TASK REQUIREMENTS:
Return the listing below verbatim. Pictures do not belong in the copy.

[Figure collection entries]
━━━
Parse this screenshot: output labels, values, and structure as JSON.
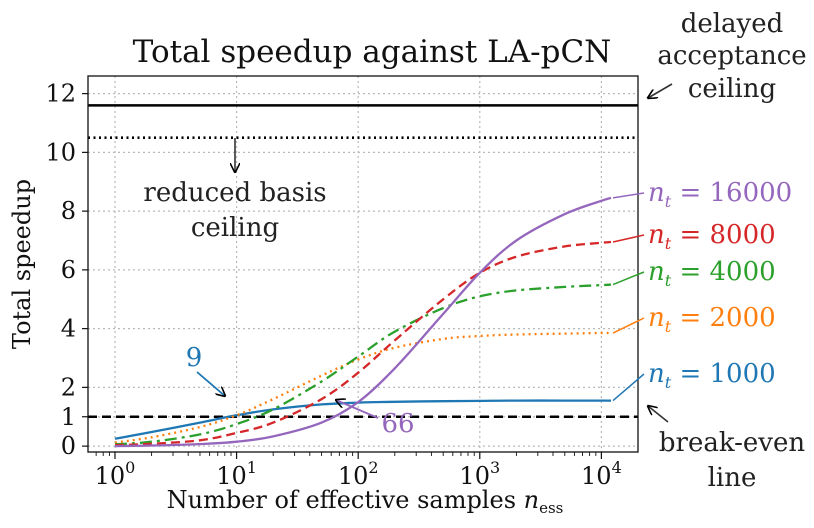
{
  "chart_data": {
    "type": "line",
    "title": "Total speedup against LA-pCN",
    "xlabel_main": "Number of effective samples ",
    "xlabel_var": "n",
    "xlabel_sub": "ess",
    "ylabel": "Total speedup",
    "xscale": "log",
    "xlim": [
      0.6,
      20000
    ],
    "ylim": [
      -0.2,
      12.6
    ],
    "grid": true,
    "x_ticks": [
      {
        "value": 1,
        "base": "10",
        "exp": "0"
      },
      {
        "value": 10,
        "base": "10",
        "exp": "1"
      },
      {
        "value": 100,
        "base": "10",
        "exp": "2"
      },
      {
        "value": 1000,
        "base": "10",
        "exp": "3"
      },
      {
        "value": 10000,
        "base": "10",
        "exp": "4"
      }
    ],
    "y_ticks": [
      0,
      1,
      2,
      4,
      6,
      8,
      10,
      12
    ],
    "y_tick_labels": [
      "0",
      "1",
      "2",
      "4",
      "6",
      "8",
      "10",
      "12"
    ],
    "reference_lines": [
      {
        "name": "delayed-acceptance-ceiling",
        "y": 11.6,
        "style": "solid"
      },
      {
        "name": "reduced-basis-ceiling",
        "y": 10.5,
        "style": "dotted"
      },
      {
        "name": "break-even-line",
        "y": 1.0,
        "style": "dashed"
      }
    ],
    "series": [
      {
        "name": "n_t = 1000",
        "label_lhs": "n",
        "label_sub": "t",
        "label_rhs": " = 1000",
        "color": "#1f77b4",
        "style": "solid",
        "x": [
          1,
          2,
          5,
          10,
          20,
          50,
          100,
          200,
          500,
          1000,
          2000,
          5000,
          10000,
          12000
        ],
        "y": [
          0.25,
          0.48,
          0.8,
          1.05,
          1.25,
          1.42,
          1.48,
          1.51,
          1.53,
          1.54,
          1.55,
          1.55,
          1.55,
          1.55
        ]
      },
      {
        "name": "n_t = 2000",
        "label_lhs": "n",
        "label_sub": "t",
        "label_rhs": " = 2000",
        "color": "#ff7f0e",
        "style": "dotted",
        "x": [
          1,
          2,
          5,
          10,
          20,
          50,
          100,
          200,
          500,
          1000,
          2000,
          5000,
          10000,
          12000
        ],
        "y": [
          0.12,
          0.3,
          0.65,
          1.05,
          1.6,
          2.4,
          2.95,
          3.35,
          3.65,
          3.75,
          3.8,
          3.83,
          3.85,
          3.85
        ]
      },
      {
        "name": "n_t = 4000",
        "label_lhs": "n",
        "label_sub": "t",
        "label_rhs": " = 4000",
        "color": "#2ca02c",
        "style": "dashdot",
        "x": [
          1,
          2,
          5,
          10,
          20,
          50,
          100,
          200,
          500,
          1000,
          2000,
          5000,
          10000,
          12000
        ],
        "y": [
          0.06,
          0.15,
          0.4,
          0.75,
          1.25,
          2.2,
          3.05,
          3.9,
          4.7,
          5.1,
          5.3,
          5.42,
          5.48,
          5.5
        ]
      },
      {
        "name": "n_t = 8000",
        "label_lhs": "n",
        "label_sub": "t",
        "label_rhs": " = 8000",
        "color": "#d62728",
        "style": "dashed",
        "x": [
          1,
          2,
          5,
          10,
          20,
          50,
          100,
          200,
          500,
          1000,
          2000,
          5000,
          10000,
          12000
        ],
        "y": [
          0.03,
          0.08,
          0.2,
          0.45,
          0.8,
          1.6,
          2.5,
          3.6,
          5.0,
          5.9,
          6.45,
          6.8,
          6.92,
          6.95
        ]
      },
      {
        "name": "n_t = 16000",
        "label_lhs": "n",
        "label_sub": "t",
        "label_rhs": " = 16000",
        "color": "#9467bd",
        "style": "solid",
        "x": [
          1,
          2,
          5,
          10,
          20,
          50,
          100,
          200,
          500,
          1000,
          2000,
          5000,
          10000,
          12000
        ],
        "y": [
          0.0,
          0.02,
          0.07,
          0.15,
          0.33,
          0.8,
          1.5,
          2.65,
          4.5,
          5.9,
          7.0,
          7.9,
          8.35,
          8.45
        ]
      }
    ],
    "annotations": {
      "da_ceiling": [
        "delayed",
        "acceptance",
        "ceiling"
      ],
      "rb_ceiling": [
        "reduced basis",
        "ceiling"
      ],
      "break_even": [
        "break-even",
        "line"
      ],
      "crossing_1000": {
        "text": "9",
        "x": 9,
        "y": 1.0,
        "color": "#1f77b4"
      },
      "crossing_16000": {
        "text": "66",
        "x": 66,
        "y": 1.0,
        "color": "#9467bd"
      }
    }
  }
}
━━━
FINISHED ANSWER:
Parse this screenshot: output labels, values, and structure as JSON.
{
  "chart_data": {
    "type": "line",
    "title": "Total speedup against LA-pCN",
    "xlabel_main": "Number of effective samples ",
    "xlabel_var": "n",
    "xlabel_sub": "ess",
    "ylabel": "Total speedup",
    "xscale": "log",
    "xlim": [
      0.6,
      20000
    ],
    "ylim": [
      -0.2,
      12.6
    ],
    "grid": true,
    "x_ticks": [
      {
        "value": 1,
        "base": "10",
        "exp": "0"
      },
      {
        "value": 10,
        "base": "10",
        "exp": "1"
      },
      {
        "value": 100,
        "base": "10",
        "exp": "2"
      },
      {
        "value": 1000,
        "base": "10",
        "exp": "3"
      },
      {
        "value": 10000,
        "base": "10",
        "exp": "4"
      }
    ],
    "y_ticks": [
      0,
      1,
      2,
      4,
      6,
      8,
      10,
      12
    ],
    "y_tick_labels": [
      "0",
      "1",
      "2",
      "4",
      "6",
      "8",
      "10",
      "12"
    ],
    "reference_lines": [
      {
        "name": "delayed-acceptance-ceiling",
        "y": 11.6,
        "style": "solid"
      },
      {
        "name": "reduced-basis-ceiling",
        "y": 10.5,
        "style": "dotted"
      },
      {
        "name": "break-even-line",
        "y": 1.0,
        "style": "dashed"
      }
    ],
    "series": [
      {
        "name": "n_t = 1000",
        "label_lhs": "n",
        "label_sub": "t",
        "label_rhs": " = 1000",
        "color": "#1f77b4",
        "style": "solid",
        "x": [
          1,
          2,
          5,
          10,
          20,
          50,
          100,
          200,
          500,
          1000,
          2000,
          5000,
          10000,
          12000
        ],
        "y": [
          0.25,
          0.48,
          0.8,
          1.05,
          1.25,
          1.42,
          1.48,
          1.51,
          1.53,
          1.54,
          1.55,
          1.55,
          1.55,
          1.55
        ]
      },
      {
        "name": "n_t = 2000",
        "label_lhs": "n",
        "label_sub": "t",
        "label_rhs": " = 2000",
        "color": "#ff7f0e",
        "style": "dotted",
        "x": [
          1,
          2,
          5,
          10,
          20,
          50,
          100,
          200,
          500,
          1000,
          2000,
          5000,
          10000,
          12000
        ],
        "y": [
          0.12,
          0.3,
          0.65,
          1.05,
          1.6,
          2.4,
          2.95,
          3.35,
          3.65,
          3.75,
          3.8,
          3.83,
          3.85,
          3.85
        ]
      },
      {
        "name": "n_t = 4000",
        "label_lhs": "n",
        "label_sub": "t",
        "label_rhs": " = 4000",
        "color": "#2ca02c",
        "style": "dashdot",
        "x": [
          1,
          2,
          5,
          10,
          20,
          50,
          100,
          200,
          500,
          1000,
          2000,
          5000,
          10000,
          12000
        ],
        "y": [
          0.06,
          0.15,
          0.4,
          0.75,
          1.25,
          2.2,
          3.05,
          3.9,
          4.7,
          5.1,
          5.3,
          5.42,
          5.48,
          5.5
        ]
      },
      {
        "name": "n_t = 8000",
        "label_lhs": "n",
        "label_sub": "t",
        "label_rhs": " = 8000",
        "color": "#d62728",
        "style": "dashed",
        "x": [
          1,
          2,
          5,
          10,
          20,
          50,
          100,
          200,
          500,
          1000,
          2000,
          5000,
          10000,
          12000
        ],
        "y": [
          0.03,
          0.08,
          0.2,
          0.45,
          0.8,
          1.6,
          2.5,
          3.6,
          5.0,
          5.9,
          6.45,
          6.8,
          6.92,
          6.95
        ]
      },
      {
        "name": "n_t = 16000",
        "label_lhs": "n",
        "label_sub": "t",
        "label_rhs": " = 16000",
        "color": "#9467bd",
        "style": "solid",
        "x": [
          1,
          2,
          5,
          10,
          20,
          50,
          100,
          200,
          500,
          1000,
          2000,
          5000,
          10000,
          12000
        ],
        "y": [
          0.0,
          0.02,
          0.07,
          0.15,
          0.33,
          0.8,
          1.5,
          2.65,
          4.5,
          5.9,
          7.0,
          7.9,
          8.35,
          8.45
        ]
      }
    ],
    "annotations": {
      "da_ceiling": [
        "delayed",
        "acceptance",
        "ceiling"
      ],
      "rb_ceiling": [
        "reduced basis",
        "ceiling"
      ],
      "break_even": [
        "break-even",
        "line"
      ],
      "crossing_1000": {
        "text": "9",
        "x": 9,
        "y": 1.0,
        "color": "#1f77b4"
      },
      "crossing_16000": {
        "text": "66",
        "x": 66,
        "y": 1.0,
        "color": "#9467bd"
      }
    }
  }
}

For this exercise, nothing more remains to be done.